— Task instructions —
Give the entries again exactly, every one of them.

Data items
◇ ◇ ◇ ◇ ◇
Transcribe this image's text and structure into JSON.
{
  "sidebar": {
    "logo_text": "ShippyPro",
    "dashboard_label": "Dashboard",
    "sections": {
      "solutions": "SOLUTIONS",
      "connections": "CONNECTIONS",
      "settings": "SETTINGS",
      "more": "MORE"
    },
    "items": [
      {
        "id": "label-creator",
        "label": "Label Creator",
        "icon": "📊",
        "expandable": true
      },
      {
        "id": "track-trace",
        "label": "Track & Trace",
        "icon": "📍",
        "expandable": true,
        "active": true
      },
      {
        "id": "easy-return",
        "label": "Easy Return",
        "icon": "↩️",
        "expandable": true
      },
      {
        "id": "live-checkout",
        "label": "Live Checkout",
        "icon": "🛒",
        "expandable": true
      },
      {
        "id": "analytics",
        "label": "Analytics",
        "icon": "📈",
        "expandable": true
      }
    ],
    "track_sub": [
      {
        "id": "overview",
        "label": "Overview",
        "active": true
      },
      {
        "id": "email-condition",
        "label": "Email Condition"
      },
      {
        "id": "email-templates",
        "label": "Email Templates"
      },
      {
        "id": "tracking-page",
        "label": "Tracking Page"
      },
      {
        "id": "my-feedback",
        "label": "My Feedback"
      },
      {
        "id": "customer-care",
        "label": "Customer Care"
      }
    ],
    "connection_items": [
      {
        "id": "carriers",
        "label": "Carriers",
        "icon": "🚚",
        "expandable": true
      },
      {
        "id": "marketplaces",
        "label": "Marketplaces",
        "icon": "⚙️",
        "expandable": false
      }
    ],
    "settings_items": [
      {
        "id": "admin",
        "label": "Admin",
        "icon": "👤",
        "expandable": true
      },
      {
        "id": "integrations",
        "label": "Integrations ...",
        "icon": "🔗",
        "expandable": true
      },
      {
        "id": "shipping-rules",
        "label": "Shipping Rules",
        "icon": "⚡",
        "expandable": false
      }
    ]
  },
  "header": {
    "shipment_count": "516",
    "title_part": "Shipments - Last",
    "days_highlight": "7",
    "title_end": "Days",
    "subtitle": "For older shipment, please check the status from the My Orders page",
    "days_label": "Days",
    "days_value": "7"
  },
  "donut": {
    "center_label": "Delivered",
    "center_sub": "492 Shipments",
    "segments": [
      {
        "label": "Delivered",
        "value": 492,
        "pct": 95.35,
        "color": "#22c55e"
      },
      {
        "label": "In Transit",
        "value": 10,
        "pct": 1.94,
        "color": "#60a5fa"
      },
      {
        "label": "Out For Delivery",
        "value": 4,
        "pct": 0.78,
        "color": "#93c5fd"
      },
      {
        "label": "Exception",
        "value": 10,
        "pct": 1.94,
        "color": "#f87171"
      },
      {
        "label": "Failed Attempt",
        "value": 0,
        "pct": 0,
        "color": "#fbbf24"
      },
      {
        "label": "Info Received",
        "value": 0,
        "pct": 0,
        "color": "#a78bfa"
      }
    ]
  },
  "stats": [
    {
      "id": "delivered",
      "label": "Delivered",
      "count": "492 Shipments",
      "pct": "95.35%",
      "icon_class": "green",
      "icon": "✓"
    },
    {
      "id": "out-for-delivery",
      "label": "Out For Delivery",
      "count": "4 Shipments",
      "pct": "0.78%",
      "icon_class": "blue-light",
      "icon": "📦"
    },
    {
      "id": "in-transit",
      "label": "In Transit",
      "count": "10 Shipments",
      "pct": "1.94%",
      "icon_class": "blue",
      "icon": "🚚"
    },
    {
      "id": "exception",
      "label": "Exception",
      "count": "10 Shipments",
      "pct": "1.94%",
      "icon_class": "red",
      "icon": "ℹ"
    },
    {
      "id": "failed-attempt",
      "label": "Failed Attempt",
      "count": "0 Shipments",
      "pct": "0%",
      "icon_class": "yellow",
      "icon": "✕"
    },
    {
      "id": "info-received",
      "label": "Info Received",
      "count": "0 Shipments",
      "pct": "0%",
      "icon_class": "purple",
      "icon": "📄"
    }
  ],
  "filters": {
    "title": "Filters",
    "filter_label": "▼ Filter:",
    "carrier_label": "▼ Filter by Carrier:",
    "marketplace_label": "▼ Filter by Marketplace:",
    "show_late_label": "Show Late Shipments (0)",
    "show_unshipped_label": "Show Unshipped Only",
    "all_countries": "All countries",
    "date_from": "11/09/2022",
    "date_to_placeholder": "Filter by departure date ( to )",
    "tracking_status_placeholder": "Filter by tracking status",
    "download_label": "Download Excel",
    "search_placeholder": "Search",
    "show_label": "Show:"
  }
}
◇ ◇ ◇ ◇ ◇
— Exercise response —
Transcribe this image's text and structure into JSON.
{
  "sidebar": {
    "logo_text": "ShippyPro",
    "dashboard_label": "Dashboard",
    "sections": {
      "solutions": "SOLUTIONS",
      "connections": "CONNECTIONS",
      "settings": "SETTINGS",
      "more": "MORE"
    },
    "items": [
      {
        "id": "label-creator",
        "label": "Label Creator",
        "icon": "📊",
        "expandable": true
      },
      {
        "id": "track-trace",
        "label": "Track & Trace",
        "icon": "📍",
        "expandable": true,
        "active": true
      },
      {
        "id": "easy-return",
        "label": "Easy Return",
        "icon": "↩️",
        "expandable": true
      },
      {
        "id": "live-checkout",
        "label": "Live Checkout",
        "icon": "🛒",
        "expandable": true
      },
      {
        "id": "analytics",
        "label": "Analytics",
        "icon": "📈",
        "expandable": true
      }
    ],
    "track_sub": [
      {
        "id": "overview",
        "label": "Overview",
        "active": true
      },
      {
        "id": "email-condition",
        "label": "Email Condition"
      },
      {
        "id": "email-templates",
        "label": "Email Templates"
      },
      {
        "id": "tracking-page",
        "label": "Tracking Page"
      },
      {
        "id": "my-feedback",
        "label": "My Feedback"
      },
      {
        "id": "customer-care",
        "label": "Customer Care"
      }
    ],
    "connection_items": [
      {
        "id": "carriers",
        "label": "Carriers",
        "icon": "🚚",
        "expandable": true
      },
      {
        "id": "marketplaces",
        "label": "Marketplaces",
        "icon": "⚙️",
        "expandable": false
      }
    ],
    "settings_items": [
      {
        "id": "admin",
        "label": "Admin",
        "icon": "👤",
        "expandable": true
      },
      {
        "id": "integrations",
        "label": "Integrations ...",
        "icon": "🔗",
        "expandable": true
      },
      {
        "id": "shipping-rules",
        "label": "Shipping Rules",
        "icon": "⚡",
        "expandable": false
      }
    ]
  },
  "header": {
    "shipment_count": "516",
    "title_part": "Shipments - Last",
    "days_highlight": "7",
    "title_end": "Days",
    "subtitle": "For older shipment, please check the status from the My Orders page",
    "days_label": "Days",
    "days_value": "7"
  },
  "donut": {
    "center_label": "Delivered",
    "center_sub": "492 Shipments",
    "segments": [
      {
        "label": "Delivered",
        "value": 492,
        "pct": 95.35,
        "color": "#22c55e"
      },
      {
        "label": "In Transit",
        "value": 10,
        "pct": 1.94,
        "color": "#60a5fa"
      },
      {
        "label": "Out For Delivery",
        "value": 4,
        "pct": 0.78,
        "color": "#93c5fd"
      },
      {
        "label": "Exception",
        "value": 10,
        "pct": 1.94,
        "color": "#f87171"
      },
      {
        "label": "Failed Attempt",
        "value": 0,
        "pct": 0,
        "color": "#fbbf24"
      },
      {
        "label": "Info Received",
        "value": 0,
        "pct": 0,
        "color": "#a78bfa"
      }
    ]
  },
  "stats": [
    {
      "id": "delivered",
      "label": "Delivered",
      "count": "492 Shipments",
      "pct": "95.35%",
      "icon_class": "green",
      "icon": "✓"
    },
    {
      "id": "out-for-delivery",
      "label": "Out For Delivery",
      "count": "4 Shipments",
      "pct": "0.78%",
      "icon_class": "blue-light",
      "icon": "📦"
    },
    {
      "id": "in-transit",
      "label": "In Transit",
      "count": "10 Shipments",
      "pct": "1.94%",
      "icon_class": "blue",
      "icon": "🚚"
    },
    {
      "id": "exception",
      "label": "Exception",
      "count": "10 Shipments",
      "pct": "1.94%",
      "icon_class": "red",
      "icon": "ℹ"
    },
    {
      "id": "failed-attempt",
      "label": "Failed Attempt",
      "count": "0 Shipments",
      "pct": "0%",
      "icon_class": "yellow",
      "icon": "✕"
    },
    {
      "id": "info-received",
      "label": "Info Received",
      "count": "0 Shipments",
      "pct": "0%",
      "icon_class": "purple",
      "icon": "📄"
    }
  ],
  "filters": {
    "title": "Filters",
    "filter_label": "▼ Filter:",
    "carrier_label": "▼ Filter by Carrier:",
    "marketplace_label": "▼ Filter by Marketplace:",
    "show_late_label": "Show Late Shipments (0)",
    "show_unshipped_label": "Show Unshipped Only",
    "all_countries": "All countries",
    "date_from": "11/09/2022",
    "date_to_placeholder": "Filter by departure date ( to )",
    "tracking_status_placeholder": "Filter by tracking status",
    "download_label": "Download Excel",
    "search_placeholder": "Search",
    "show_label": "Show:"
  }
}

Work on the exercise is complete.